Which lines of the records contain "Daily"? Collect every one of them.
****
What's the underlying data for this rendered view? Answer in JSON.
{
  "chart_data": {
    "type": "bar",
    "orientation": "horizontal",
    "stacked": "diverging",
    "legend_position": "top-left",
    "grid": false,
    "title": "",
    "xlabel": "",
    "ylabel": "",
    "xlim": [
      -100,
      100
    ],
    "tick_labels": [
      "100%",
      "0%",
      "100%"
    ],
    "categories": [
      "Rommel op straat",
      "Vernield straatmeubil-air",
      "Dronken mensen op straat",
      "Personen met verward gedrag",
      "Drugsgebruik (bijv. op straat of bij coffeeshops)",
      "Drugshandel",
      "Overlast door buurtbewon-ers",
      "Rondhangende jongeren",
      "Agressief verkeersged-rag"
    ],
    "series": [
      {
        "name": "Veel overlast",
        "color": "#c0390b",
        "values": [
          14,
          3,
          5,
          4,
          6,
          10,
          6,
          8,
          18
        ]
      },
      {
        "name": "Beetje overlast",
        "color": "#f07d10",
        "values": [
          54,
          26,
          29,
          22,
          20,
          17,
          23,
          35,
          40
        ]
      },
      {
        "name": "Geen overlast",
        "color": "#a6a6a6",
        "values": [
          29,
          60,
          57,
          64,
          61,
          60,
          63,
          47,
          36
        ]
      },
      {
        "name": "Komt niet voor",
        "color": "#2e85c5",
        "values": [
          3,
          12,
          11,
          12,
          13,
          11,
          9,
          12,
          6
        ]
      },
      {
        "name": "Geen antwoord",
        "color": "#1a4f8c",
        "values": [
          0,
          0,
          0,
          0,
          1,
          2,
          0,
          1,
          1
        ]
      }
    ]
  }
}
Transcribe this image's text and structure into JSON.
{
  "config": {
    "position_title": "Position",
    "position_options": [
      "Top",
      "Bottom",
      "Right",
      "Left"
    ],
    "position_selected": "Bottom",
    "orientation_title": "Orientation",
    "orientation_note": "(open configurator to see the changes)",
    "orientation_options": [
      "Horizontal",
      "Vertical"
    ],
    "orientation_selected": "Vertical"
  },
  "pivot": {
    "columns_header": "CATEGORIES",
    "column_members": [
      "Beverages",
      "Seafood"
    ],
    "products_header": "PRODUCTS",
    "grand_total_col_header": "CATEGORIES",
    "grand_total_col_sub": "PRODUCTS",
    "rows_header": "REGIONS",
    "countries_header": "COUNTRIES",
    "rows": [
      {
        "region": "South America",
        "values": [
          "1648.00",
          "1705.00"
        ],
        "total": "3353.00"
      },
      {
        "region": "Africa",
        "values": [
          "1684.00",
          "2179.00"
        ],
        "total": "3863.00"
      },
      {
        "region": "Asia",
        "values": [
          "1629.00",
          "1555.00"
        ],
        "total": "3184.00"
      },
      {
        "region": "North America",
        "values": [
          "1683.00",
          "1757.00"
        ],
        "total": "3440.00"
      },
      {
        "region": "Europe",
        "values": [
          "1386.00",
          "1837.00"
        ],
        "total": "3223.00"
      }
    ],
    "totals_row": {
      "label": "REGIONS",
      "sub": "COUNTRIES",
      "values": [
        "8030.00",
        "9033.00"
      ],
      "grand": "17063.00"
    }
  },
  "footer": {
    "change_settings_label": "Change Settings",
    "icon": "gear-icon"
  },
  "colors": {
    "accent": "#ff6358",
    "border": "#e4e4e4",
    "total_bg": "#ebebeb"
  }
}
****
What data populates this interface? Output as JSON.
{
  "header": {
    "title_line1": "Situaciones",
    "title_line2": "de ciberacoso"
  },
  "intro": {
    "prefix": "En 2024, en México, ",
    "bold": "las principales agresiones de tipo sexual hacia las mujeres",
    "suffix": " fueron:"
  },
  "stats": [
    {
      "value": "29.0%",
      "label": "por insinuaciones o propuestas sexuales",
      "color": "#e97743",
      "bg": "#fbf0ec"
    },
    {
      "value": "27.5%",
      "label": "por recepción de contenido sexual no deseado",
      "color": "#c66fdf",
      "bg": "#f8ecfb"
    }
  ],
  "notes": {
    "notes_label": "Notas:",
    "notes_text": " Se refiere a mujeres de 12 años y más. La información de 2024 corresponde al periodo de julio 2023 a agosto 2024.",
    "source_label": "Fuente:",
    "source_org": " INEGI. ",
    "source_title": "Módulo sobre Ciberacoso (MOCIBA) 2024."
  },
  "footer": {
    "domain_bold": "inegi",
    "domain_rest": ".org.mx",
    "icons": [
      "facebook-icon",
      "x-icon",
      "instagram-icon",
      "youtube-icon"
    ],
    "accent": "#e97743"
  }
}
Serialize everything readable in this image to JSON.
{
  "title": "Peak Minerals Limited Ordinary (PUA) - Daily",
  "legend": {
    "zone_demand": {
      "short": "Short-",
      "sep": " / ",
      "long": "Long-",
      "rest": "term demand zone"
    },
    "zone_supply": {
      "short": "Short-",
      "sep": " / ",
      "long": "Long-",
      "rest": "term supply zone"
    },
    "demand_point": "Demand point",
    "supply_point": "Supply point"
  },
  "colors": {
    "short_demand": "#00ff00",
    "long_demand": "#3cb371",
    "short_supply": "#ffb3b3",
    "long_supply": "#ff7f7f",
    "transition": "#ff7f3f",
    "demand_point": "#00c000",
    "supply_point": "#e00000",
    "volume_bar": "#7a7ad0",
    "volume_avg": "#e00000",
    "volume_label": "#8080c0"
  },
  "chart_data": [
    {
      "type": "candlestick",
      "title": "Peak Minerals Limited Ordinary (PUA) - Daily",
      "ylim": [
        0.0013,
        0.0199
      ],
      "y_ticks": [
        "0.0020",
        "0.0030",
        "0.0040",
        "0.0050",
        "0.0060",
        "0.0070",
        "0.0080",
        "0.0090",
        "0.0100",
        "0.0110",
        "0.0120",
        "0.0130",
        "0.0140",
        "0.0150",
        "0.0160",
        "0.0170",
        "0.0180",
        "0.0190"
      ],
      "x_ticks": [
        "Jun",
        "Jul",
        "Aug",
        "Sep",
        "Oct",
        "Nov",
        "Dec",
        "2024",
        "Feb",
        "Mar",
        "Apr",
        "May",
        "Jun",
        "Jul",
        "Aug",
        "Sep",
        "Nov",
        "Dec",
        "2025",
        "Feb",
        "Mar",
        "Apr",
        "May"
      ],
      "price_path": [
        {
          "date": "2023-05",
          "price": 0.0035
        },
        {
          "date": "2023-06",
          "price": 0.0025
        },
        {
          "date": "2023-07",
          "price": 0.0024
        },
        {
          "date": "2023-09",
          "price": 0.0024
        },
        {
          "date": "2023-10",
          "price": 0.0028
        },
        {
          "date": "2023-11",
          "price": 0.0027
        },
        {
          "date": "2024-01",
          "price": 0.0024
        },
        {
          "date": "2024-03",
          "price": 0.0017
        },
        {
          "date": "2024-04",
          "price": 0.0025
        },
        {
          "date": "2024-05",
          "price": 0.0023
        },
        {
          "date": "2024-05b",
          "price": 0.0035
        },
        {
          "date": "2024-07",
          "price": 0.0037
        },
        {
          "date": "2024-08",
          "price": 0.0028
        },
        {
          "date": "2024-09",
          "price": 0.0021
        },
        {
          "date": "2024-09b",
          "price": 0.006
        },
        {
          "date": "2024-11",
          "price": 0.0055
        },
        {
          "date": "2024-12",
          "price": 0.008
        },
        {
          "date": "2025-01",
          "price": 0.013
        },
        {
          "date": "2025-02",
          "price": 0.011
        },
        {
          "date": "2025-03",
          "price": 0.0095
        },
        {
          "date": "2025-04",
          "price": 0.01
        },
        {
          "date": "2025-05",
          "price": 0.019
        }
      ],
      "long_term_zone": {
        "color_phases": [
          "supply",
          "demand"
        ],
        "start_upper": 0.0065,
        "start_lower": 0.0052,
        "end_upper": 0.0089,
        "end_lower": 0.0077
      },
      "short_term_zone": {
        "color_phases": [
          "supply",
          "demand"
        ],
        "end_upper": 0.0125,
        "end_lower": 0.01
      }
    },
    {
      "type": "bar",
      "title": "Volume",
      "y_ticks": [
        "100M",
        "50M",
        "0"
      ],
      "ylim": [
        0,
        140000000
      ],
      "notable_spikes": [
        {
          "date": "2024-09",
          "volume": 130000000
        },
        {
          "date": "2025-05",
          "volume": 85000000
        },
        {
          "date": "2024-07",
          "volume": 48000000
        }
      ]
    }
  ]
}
****
▶ IN RESPONSE:
  "title": "Peak Minerals Limited Ordinary (PUA) - Daily",
      "title": "Peak Minerals Limited Ordinary (PUA) - Daily",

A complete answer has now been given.